== Task input ==
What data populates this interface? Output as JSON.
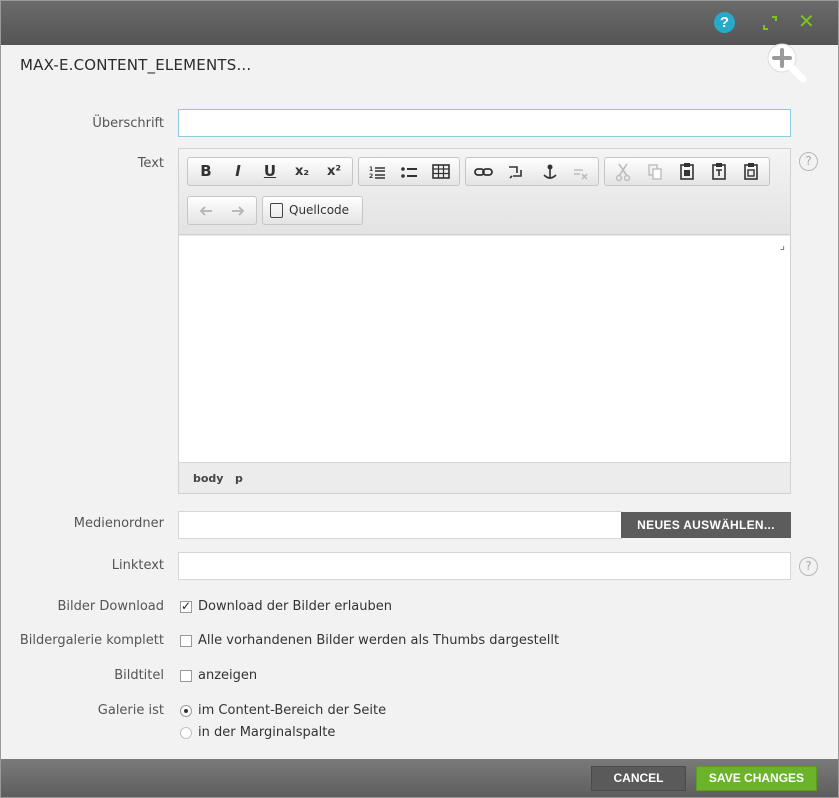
{
  "titlebar": {
    "help_glyph": "?",
    "icons": [
      "help-icon",
      "resize-icon",
      "close-icon"
    ],
    "close_glyph": "✕",
    "accent": "#7ac51e",
    "help_color": "#27a9c9"
  },
  "header": {
    "module_title": "MAX-E.CONTENT_ELEMENTS..."
  },
  "form": {
    "heading_label": "Überschrift",
    "heading_value": "",
    "text_label": "Text",
    "media_folder_label": "Medienordner",
    "media_folder_value": "",
    "select_new_button": "NEUES AUSWÄHLEN...",
    "link_text_label": "Linktext",
    "link_text_value": "",
    "help_glyph": "?",
    "image_download_label": "Bilder Download",
    "image_download_option": "Download der Bilder erlauben",
    "image_download_checked": true,
    "gallery_complete_label": "Bildergalerie komplett",
    "gallery_complete_option": "Alle vorhandenen Bilder werden als Thumbs dargestellt",
    "gallery_complete_checked": false,
    "image_title_label": "Bildtitel",
    "image_title_option": "anzeigen",
    "image_title_checked": false,
    "gallery_is_label": "Galerie ist",
    "gallery_is_options": [
      "im Content-Bereich der Seite",
      "in der Marginalspalte"
    ],
    "gallery_is_selected": 0
  },
  "editor": {
    "toolbar_row1": {
      "format": [
        "B",
        "I",
        "U",
        "x₂",
        "x²"
      ],
      "lists": [
        "numbered-list-icon",
        "bulleted-list-icon",
        "table-icon"
      ],
      "links": [
        "link-icon",
        "unlink-icon",
        "anchor-icon",
        "remove-link-icon"
      ],
      "clipboard": [
        "cut-icon",
        "copy-icon",
        "paste-icon",
        "paste-text-icon",
        "paste-word-icon"
      ]
    },
    "toolbar_row2": {
      "history": [
        "undo-icon",
        "redo-icon"
      ],
      "source_label": "Quellcode"
    },
    "content": "",
    "resize_glyph": "⌟",
    "path": [
      "body",
      "p"
    ]
  },
  "footer": {
    "cancel_label": "CANCEL",
    "save_label": "SAVE CHANGES",
    "save_color": "#6bb32a"
  }
}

== Task brief ==
Leave the pictures out, and transcribe each of the records exactly.

== Output of the task ==
What data populates this interface? Output as JSON.
{
  "titlebar": {
    "help_glyph": "?",
    "icons": [
      "help-icon",
      "resize-icon",
      "close-icon"
    ],
    "close_glyph": "✕",
    "accent": "#7ac51e",
    "help_color": "#27a9c9"
  },
  "header": {
    "module_title": "MAX-E.CONTENT_ELEMENTS..."
  },
  "form": {
    "heading_label": "Überschrift",
    "heading_value": "",
    "text_label": "Text",
    "media_folder_label": "Medienordner",
    "media_folder_value": "",
    "select_new_button": "NEUES AUSWÄHLEN...",
    "link_text_label": "Linktext",
    "link_text_value": "",
    "help_glyph": "?",
    "image_download_label": "Bilder Download",
    "image_download_option": "Download der Bilder erlauben",
    "image_download_checked": true,
    "gallery_complete_label": "Bildergalerie komplett",
    "gallery_complete_option": "Alle vorhandenen Bilder werden als Thumbs dargestellt",
    "gallery_complete_checked": false,
    "image_title_label": "Bildtitel",
    "image_title_option": "anzeigen",
    "image_title_checked": false,
    "gallery_is_label": "Galerie ist",
    "gallery_is_options": [
      "im Content-Bereich der Seite",
      "in der Marginalspalte"
    ],
    "gallery_is_selected": 0
  },
  "editor": {
    "toolbar_row1": {
      "format": [
        "B",
        "I",
        "U",
        "x₂",
        "x²"
      ],
      "lists": [
        "numbered-list-icon",
        "bulleted-list-icon",
        "table-icon"
      ],
      "links": [
        "link-icon",
        "unlink-icon",
        "anchor-icon",
        "remove-link-icon"
      ],
      "clipboard": [
        "cut-icon",
        "copy-icon",
        "paste-icon",
        "paste-text-icon",
        "paste-word-icon"
      ]
    },
    "toolbar_row2": {
      "history": [
        "undo-icon",
        "redo-icon"
      ],
      "source_label": "Quellcode"
    },
    "content": "",
    "resize_glyph": "⌟",
    "path": [
      "body",
      "p"
    ]
  },
  "footer": {
    "cancel_label": "CANCEL",
    "save_label": "SAVE CHANGES",
    "save_color": "#6bb32a"
  }
}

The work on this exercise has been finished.